(TASK TO CARRY OUT)
Search the listing for the string "新闻与传播" and copy every line that contains it.

(DATA FOR THE TASK)
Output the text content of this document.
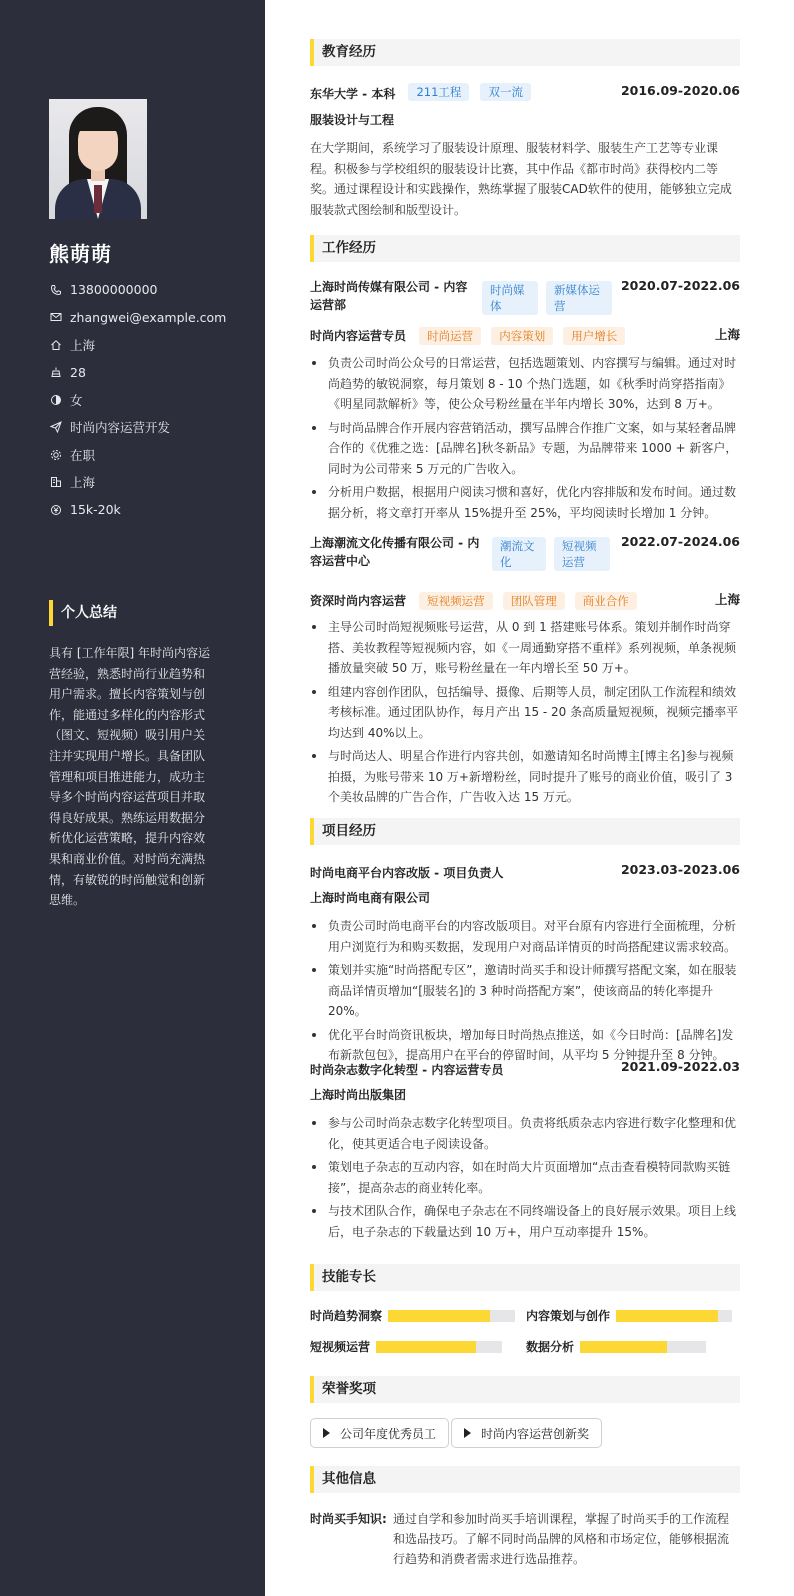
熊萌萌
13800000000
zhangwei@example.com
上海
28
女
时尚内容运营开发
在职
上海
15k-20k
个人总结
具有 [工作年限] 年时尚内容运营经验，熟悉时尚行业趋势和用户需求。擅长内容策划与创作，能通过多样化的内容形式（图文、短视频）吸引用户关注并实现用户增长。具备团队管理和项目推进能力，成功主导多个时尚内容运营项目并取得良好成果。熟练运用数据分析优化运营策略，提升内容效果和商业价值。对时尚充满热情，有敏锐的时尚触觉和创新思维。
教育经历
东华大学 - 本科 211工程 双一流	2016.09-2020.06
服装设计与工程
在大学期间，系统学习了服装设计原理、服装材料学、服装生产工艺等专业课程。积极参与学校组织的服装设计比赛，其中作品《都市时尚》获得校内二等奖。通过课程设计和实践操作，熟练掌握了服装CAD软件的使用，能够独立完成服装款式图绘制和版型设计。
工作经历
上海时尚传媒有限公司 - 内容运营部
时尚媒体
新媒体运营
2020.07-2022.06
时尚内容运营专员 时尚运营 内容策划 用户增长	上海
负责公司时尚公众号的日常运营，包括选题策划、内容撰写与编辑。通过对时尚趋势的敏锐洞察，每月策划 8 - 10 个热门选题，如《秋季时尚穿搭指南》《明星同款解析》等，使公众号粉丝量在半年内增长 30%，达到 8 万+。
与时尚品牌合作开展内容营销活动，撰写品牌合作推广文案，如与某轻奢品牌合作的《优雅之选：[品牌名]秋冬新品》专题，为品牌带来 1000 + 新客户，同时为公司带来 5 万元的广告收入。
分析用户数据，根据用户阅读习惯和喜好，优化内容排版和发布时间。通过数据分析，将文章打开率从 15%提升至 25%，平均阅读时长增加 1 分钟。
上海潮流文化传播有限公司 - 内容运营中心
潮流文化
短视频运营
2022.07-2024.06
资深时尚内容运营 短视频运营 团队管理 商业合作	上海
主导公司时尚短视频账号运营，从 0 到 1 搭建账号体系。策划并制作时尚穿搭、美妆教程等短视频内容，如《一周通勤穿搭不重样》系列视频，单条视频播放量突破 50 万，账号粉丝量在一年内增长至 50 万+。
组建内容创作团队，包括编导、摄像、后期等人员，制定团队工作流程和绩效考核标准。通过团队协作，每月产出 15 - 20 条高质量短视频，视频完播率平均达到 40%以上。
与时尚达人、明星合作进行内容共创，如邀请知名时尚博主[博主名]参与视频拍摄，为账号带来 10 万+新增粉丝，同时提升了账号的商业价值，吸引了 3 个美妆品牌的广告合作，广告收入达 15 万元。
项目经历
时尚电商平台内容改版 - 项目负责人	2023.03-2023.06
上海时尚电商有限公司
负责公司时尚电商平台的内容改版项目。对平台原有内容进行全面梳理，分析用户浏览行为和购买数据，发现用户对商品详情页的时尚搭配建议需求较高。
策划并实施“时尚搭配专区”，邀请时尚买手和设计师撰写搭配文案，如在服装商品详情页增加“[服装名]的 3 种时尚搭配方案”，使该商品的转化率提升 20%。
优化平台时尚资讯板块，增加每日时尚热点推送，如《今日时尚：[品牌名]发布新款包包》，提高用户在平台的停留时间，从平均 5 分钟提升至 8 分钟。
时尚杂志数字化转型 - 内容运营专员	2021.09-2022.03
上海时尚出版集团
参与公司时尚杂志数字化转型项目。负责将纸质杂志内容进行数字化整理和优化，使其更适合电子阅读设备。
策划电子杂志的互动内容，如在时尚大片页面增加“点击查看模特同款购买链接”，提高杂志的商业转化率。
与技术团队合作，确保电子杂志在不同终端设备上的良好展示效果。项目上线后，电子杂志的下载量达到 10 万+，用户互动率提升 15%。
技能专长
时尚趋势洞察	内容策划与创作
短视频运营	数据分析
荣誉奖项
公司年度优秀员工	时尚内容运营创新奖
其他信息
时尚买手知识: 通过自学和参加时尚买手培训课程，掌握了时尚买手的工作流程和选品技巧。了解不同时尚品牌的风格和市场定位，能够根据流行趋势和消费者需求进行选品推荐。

* * *

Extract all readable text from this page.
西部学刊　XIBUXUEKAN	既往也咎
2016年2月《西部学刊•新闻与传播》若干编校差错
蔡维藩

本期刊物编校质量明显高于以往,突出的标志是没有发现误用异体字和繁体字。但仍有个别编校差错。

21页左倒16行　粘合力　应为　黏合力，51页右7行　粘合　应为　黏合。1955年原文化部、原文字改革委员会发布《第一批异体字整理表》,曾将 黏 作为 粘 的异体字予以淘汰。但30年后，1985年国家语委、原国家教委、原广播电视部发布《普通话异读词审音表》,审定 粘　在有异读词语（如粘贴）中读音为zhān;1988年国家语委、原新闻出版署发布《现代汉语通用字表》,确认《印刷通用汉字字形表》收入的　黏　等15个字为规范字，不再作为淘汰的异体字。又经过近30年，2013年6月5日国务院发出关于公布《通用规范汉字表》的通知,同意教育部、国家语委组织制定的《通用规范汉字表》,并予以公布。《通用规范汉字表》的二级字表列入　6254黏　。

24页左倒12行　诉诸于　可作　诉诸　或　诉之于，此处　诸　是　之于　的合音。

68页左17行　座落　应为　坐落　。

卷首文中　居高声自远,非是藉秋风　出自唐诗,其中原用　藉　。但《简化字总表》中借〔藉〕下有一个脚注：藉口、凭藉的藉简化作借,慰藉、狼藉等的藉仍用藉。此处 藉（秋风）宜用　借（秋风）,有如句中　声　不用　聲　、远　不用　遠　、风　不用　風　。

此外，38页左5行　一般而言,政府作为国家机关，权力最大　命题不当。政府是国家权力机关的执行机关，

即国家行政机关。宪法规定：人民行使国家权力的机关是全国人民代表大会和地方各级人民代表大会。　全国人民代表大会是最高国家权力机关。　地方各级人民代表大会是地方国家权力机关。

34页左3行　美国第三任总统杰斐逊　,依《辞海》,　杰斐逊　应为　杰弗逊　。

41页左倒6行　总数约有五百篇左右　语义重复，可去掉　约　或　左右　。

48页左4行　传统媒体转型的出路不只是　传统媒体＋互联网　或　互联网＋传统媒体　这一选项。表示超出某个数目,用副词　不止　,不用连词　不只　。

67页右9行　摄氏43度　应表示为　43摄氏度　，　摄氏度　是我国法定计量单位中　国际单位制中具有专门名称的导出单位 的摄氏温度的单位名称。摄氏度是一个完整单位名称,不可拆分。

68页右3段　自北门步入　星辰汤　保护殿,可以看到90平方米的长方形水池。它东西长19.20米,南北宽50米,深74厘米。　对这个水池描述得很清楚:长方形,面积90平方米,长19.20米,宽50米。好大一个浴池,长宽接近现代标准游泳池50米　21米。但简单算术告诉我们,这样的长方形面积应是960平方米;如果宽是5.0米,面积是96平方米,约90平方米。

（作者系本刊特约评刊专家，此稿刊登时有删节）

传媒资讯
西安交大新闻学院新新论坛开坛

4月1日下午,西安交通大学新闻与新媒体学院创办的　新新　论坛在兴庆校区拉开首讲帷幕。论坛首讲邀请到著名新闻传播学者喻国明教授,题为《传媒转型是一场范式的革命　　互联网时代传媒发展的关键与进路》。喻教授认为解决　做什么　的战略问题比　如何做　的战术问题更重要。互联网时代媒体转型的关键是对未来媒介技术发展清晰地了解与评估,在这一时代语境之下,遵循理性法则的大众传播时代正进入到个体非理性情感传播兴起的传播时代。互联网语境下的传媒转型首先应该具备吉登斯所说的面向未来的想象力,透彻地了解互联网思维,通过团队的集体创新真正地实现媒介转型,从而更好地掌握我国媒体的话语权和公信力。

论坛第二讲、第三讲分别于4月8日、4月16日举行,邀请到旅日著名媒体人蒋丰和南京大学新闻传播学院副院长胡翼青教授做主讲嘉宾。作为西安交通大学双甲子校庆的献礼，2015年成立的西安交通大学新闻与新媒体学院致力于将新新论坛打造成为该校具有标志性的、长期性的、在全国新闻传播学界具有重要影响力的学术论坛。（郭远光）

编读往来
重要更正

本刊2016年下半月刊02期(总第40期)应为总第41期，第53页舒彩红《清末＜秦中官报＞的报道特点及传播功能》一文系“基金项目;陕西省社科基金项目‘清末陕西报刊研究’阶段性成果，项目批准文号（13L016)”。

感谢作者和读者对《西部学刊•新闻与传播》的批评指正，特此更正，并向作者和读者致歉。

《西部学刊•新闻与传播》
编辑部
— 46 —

(REPLY TO THE EXERCISE)
2016年2月《西部学刊•新闻与传播》若干编校差错
感谢作者和读者对《西部学刊•新闻与传播》的批评指正，特此更正，并向作者和读者致歉。
《西部学刊•新闻与传播》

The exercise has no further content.